— Begin SELECTION —

Silver Samurai is the name of two different supervillains appearing in American comic books published by Marvel Comics, both acquaintances of Wolverine.

The character has appeared in several X-Men-related animated series and video games before making its live-action debut in the 2013 film The Wolverine.

Fictional character biography

Kenuichio Harada

Kenuichio Harada is the original Silver Samurai. The character first appeared in Daredevil #111 (July 1974), and was created by writer Steve Gerber and artist Bob Brown. A Japanese mutant who uses his powers to charge his katana and wears a samurai-style armor made of a silvery metal, he is the illegitimate son of Lord Shingen, the half-brother of Mariko Yashida, a cousin of Sunfire and Sunpyre, and a nemesis of Wolverine. While he spent most of his existence as a villain, he eventually reformed into a more heroic figure.

Shin Harada
Shingen "Shin" Harada, otherwise known as the second Silver Samurai, is Kenuichio Harada's son and named after Lord Shingen, his grandfather. He had been committing larceny with Amiko Kobayashi.

Shin later worked with Mystique to track down newly awakened mutants to join a cause. He was later recruited by Kade Killgore to be a teacher at the Hellfire Club's Hellfire Academy where he worked as a designer.

Silver Samurai later appeared as a member of Mystique's fourth incarnation of the Brotherhood of Mutants. During Magneto's fight with the Brotherhood of Mutants on Madripoor, Magneto controlled Silver Samurai into wounding Mystique.

— End SELECTION —
— Begin EXCERPTED DATA —

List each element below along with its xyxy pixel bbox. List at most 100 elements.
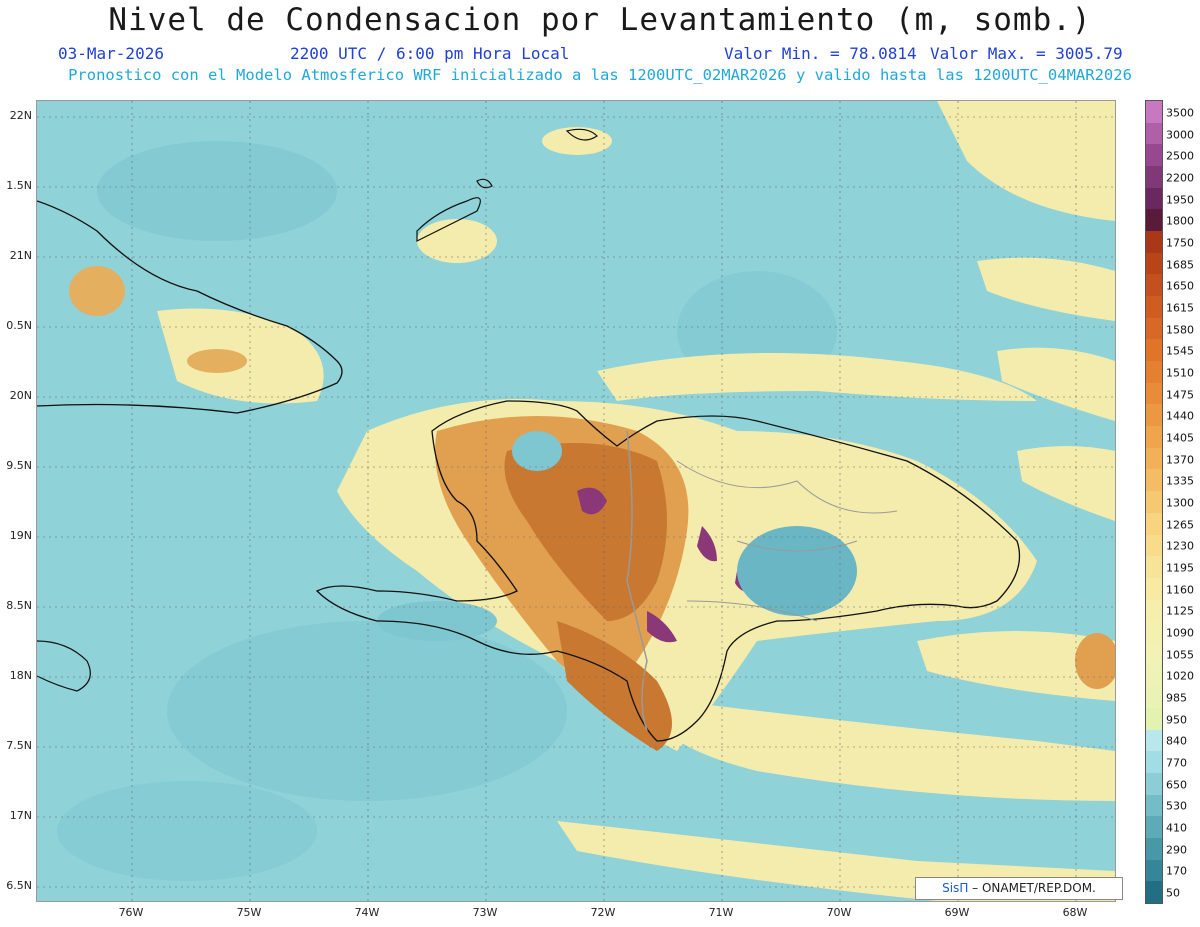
map-grid — [37, 101, 1115, 901]
colorbar-label: 950 — [1166, 713, 1187, 727]
lon-tick-72w: 72W — [590, 906, 616, 919]
colorbar-label: 1335 — [1166, 474, 1194, 488]
high-lcl-zone — [937, 101, 1115, 221]
bahamas-lcl-zone — [542, 127, 612, 155]
colorbar-swatch — [1146, 122, 1162, 145]
max-value: Valor Max. = 3005.79 — [930, 44, 1123, 63]
colorbar-swatch — [1146, 296, 1162, 319]
colorbar-label: 1160 — [1166, 583, 1194, 597]
colorbar-label: 1800 — [1166, 214, 1194, 228]
colorbar-swatch — [1146, 491, 1162, 514]
colorbar-swatch — [1146, 144, 1162, 167]
colorbar-label: 1230 — [1166, 539, 1194, 553]
lat-tick-19-5n: 9.5N — [6, 459, 32, 472]
sea-patch — [57, 781, 317, 881]
colorbar-swatch — [1146, 707, 1162, 731]
colorbar-label: 2200 — [1166, 171, 1194, 185]
colorbar-label: 1370 — [1166, 453, 1194, 467]
colorbar-swatch — [1146, 881, 1162, 904]
sea-patch — [167, 621, 567, 801]
lat-tick-17n: 17N — [9, 809, 32, 822]
colorbar-label: 1125 — [1166, 604, 1194, 618]
cuba-warm-zone — [69, 266, 125, 316]
lcl-map[interactable] — [36, 100, 1116, 902]
colorbar-swatch — [1146, 361, 1162, 384]
colorbar-label: 1950 — [1166, 193, 1194, 207]
lon-tick-76w: 76W — [118, 906, 144, 919]
lat-tick-18-5n: 8.5N — [6, 599, 32, 612]
colorbar-swatch — [1146, 686, 1162, 709]
province-lines — [676, 460, 898, 622]
colorbar-label: 1055 — [1166, 648, 1194, 662]
credit-brand: SisΠ — [942, 881, 969, 895]
colorbar-swatch — [1146, 621, 1162, 644]
colorbar-label: 530 — [1166, 799, 1187, 813]
colorbar-swatch — [1146, 642, 1162, 666]
high-lcl-zone — [1017, 446, 1115, 521]
lon-tick-73w: 73W — [472, 906, 498, 919]
forecast-date: 03-Mar-2026 — [58, 44, 164, 63]
colorbar-swatch — [1146, 751, 1162, 774]
colorbar-label: 1615 — [1166, 301, 1194, 315]
colorbar-swatch — [1146, 469, 1162, 492]
lat-tick-20-5n: 0.5N — [6, 319, 32, 332]
colorbar-swatch — [1146, 274, 1162, 297]
lat-tick-18n: 18N — [9, 669, 32, 682]
colorbar-label: 1545 — [1166, 344, 1194, 358]
colorbar-swatch — [1146, 339, 1162, 362]
colorbar-label: 985 — [1166, 691, 1187, 705]
high-lcl-zone — [917, 631, 1115, 701]
colorbar-swatch — [1146, 512, 1162, 535]
colorbar-swatch — [1146, 187, 1162, 210]
colorbar-label: 1580 — [1166, 323, 1194, 337]
colorbar-swatch — [1146, 794, 1162, 817]
colorbar-swatch — [1146, 837, 1162, 861]
colorbar-label: 1020 — [1166, 669, 1194, 683]
high-lcl-zone — [657, 701, 1115, 801]
cool-zone — [377, 601, 497, 641]
colorbar-label: 770 — [1166, 756, 1187, 770]
lat-tick-20n: 20N — [9, 389, 32, 402]
lat-tick-22n: 22N — [9, 109, 32, 122]
colorbar-label: 3000 — [1166, 128, 1194, 141]
colorbar-swatch — [1146, 664, 1162, 687]
lat-tick-19n: 19N — [9, 529, 32, 542]
map-canvas — [37, 101, 1115, 901]
colorbar-label: 1090 — [1166, 626, 1194, 640]
colorbar-swatch — [1146, 772, 1162, 796]
lat-tick-21-5n: 1.5N — [6, 179, 32, 192]
island-coast — [416, 197, 481, 242]
hispaniola-coast — [315, 400, 1021, 742]
colorbar-label: 1300 — [1166, 496, 1194, 510]
colorbar-swatch — [1146, 231, 1162, 254]
colorbar-swatch — [1146, 209, 1162, 232]
high-lcl-zone — [597, 353, 1037, 401]
colorbar-swatch — [1146, 859, 1162, 882]
puerto-rico-warm-zone — [1075, 633, 1115, 689]
colorbar-swatch — [1146, 404, 1162, 427]
extreme-zone — [697, 526, 717, 562]
extreme-zone — [577, 487, 607, 515]
colorbar-label: 170 — [1166, 864, 1187, 878]
colorbar-swatch — [1146, 577, 1162, 601]
colorbar-swatch — [1146, 534, 1162, 557]
colorbar-label: 1440 — [1166, 409, 1194, 423]
colorbar-swatch — [1146, 556, 1162, 579]
cool-zone — [737, 526, 857, 616]
colorbar-label: 840 — [1166, 734, 1187, 748]
colorbar — [1145, 100, 1163, 904]
colorbar-label: 1405 — [1166, 431, 1194, 445]
jamaica-coast — [37, 640, 91, 692]
extreme-zone — [647, 611, 677, 643]
colorbar-label: 50 — [1166, 886, 1180, 900]
colorbar-swatch — [1146, 166, 1162, 189]
colorbar-label: 2500 — [1166, 149, 1194, 163]
colorbar-swatch — [1146, 729, 1162, 752]
colorbar-label: 3500 — [1166, 106, 1194, 120]
colorbar-swatch — [1146, 382, 1162, 405]
colorbar-label: 1750 — [1166, 236, 1194, 250]
colorbar-label: 650 — [1166, 778, 1187, 792]
bahamas-lcl-zone — [417, 219, 497, 263]
forecast-time: 2200 UTC / 6:00 pm Hora Local — [290, 44, 570, 63]
map-title: Nivel de Condensacion por Levantamiento … — [108, 2, 1092, 38]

— End EXCERPTED DATA —

> JOBS:
**1.** Name every relative of Kenuichio Harada that the Silver Samurai article mentions.
**2.** Write the next paragraph of the Silver Samurai article, picking up after its final sentence.
None of the items is needed for the tasks.

> OUTPUTS:
**1.** Lord Shingen, Mariko Yashida, Sunfire, Sunpyre, Shin Harada

**2.**
As part of the "All-New, All-Different Marvel", Shingen Harada represented the Yashida Corporation when he attended a meeting at the Universal Bank with Tiberius Stone of Alchemax, Wilson Fisk of Fisk Industries, Sebastian Shaw of Shaw Industries, Darren Cross of Cross Technological Enterprises, Zeke Stane of Stane International, Frr'dox of Shi'ar Solutions Consolidated, and Wilhelmina Kensington of Kilgore Arms where they discussed with Dario Agger about Roxxon Energy Corporation's plans to exploit the Ten Realms of Asgard. When the true motive of the meeting was revealed, Harada attacked Dario and they almost fought, interrupted by the arrival of Exterminatrix of the Midas Foundation, resulting in Dario getting knocked out when declaring herself a new member of their assembly. He then went to an underwater station in the Southern Ocean, where he attacked the employees until encountering Thor who defeated him by smacking him repeatedly with Mjolnir. He then escaped and joined Exterminatrix in an aerial battle against soldiers attempting to rescue Dario. They later entered Roxxon Corporation HQ, where they encountered the B.E.R.S.E.R.K.E.R.S., a group of Hulk-like superhumans. While the Mindless Ones fought the B.E.R.S.E.R.K.E.R.S., Silver Samurai and Exterminatrix went to Dario's vault, attempting to take the money until Agent Solomon arrived, forcing Exterminatrix to fight the woman while Silver Samurai opened the vault. When the vault was opened, Dario transformed into Minotaur and knocked out Silver Samurai. Then, the floating island the building was located on fell down due to the activation of the Agger Imperative. While S.H.I.E.L.D. evacuated the building, Thor destroyed the island. The villains were later arrested and taken into custody.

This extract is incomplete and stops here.